# PROBLEM STATEMENT:
Lines that contain the string "ΚΡΟΥΣΜΑΤΑ" are to be copied; leave out all others.

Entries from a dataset
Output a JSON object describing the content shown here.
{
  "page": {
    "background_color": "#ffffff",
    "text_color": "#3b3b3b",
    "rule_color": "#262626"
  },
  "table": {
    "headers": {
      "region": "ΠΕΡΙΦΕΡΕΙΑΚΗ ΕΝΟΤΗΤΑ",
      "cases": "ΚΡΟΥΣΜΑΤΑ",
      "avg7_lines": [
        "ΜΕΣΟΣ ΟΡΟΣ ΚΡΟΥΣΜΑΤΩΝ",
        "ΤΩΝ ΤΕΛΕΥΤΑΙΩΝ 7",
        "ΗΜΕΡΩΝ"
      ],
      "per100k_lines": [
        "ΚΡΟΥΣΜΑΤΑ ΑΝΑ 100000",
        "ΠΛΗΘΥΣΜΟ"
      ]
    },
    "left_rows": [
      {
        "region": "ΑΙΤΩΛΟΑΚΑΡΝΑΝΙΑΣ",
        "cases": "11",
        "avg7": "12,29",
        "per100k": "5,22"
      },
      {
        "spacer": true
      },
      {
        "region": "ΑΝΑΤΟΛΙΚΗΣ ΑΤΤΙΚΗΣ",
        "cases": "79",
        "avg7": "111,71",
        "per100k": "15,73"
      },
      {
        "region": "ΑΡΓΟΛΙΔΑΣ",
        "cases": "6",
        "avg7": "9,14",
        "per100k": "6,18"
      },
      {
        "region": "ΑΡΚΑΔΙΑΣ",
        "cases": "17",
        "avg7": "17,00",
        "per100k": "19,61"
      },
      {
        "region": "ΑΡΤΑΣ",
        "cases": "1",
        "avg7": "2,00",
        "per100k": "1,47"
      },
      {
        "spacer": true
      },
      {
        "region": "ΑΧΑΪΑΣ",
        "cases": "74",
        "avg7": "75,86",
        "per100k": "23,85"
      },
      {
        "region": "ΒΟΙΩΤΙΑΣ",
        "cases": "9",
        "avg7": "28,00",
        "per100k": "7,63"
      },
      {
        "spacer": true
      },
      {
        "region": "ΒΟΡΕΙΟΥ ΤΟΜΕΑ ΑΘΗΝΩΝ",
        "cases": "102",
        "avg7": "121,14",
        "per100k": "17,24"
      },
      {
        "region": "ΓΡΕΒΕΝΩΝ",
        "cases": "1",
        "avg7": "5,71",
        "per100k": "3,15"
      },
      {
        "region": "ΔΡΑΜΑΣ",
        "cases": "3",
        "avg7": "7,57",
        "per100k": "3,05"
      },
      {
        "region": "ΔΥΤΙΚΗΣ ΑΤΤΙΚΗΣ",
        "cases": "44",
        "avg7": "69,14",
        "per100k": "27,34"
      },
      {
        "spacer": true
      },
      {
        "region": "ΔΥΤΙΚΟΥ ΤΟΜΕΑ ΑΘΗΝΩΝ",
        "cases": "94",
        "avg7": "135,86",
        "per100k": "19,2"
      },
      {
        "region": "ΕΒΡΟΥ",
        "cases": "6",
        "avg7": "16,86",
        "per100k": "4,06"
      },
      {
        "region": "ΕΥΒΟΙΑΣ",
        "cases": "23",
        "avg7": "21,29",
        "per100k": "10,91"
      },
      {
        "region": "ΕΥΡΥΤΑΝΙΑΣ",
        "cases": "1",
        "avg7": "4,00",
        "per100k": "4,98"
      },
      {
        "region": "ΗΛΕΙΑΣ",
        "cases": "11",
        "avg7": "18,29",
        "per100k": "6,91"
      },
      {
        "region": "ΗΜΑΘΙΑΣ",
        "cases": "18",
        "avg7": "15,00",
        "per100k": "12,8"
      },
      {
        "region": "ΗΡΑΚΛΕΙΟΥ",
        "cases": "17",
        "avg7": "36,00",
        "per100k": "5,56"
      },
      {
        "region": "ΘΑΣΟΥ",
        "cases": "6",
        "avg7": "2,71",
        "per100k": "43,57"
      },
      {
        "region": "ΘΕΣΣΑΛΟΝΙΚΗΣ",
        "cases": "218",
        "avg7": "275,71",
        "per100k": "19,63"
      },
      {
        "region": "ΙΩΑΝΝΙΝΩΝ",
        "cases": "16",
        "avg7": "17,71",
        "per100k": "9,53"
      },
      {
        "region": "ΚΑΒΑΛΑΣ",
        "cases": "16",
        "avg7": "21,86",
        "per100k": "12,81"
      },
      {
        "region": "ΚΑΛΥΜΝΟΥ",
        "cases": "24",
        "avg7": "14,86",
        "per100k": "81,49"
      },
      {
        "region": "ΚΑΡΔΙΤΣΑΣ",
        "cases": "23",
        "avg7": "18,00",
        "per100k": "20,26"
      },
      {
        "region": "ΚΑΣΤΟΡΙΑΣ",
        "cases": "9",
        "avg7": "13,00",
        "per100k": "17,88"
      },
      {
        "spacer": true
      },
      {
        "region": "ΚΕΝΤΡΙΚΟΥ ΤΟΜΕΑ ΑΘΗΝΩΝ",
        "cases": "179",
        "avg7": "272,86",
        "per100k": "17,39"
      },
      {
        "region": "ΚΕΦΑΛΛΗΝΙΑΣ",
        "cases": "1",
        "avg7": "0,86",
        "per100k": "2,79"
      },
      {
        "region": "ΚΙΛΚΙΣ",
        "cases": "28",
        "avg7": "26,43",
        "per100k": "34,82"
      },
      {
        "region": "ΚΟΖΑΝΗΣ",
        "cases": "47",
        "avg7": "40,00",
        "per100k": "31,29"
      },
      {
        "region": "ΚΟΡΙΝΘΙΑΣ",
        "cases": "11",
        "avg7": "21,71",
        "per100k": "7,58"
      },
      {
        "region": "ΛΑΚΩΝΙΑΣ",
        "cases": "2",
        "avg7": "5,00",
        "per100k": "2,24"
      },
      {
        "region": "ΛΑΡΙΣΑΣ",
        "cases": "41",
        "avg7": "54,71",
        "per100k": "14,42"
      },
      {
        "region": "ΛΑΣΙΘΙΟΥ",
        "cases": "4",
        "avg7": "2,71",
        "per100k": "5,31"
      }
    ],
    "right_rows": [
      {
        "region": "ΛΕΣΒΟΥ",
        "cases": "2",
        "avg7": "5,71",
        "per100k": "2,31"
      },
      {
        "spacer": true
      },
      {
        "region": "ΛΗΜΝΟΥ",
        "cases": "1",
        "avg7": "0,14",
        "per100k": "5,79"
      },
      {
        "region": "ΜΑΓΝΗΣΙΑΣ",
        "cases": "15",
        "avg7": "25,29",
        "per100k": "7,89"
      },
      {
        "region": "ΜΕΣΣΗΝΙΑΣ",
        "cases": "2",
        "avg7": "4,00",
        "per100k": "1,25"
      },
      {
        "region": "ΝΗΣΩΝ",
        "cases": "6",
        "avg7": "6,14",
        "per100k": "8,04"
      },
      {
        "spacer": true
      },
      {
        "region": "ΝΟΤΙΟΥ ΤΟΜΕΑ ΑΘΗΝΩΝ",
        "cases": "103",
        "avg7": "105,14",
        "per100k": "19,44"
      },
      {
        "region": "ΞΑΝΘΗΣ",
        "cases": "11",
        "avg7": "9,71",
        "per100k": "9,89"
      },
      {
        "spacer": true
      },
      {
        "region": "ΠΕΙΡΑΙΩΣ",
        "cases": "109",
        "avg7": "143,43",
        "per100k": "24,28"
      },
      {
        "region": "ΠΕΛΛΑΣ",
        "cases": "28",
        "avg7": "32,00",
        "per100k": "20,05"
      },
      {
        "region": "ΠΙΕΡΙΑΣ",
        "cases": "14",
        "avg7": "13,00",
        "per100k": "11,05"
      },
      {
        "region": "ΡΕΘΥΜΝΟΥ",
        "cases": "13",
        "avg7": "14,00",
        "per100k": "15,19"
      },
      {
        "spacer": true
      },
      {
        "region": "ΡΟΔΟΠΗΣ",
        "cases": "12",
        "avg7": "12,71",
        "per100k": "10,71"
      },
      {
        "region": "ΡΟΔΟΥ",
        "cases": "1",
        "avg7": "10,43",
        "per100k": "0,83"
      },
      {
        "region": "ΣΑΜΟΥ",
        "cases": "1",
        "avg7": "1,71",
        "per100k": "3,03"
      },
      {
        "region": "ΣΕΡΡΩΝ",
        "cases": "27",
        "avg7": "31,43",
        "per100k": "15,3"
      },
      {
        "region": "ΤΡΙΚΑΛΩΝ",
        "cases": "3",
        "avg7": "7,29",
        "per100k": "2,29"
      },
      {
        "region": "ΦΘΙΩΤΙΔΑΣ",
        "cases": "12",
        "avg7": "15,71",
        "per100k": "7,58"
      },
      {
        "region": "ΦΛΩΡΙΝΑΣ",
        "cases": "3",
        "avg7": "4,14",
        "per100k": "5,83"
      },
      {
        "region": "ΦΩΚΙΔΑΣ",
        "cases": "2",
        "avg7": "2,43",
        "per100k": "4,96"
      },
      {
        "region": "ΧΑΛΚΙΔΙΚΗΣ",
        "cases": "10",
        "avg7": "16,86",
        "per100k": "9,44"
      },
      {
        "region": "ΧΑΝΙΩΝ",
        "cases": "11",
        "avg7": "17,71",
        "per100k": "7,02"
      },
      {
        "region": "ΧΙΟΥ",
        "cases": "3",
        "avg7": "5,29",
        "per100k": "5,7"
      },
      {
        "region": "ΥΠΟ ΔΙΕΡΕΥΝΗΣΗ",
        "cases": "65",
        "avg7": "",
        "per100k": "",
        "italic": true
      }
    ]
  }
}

# COMPLETE RESPONSE:
      "cases": "ΚΡΟΥΣΜΑΤΑ",
        "ΚΡΟΥΣΜΑΤΑ ΑΝΑ 100000",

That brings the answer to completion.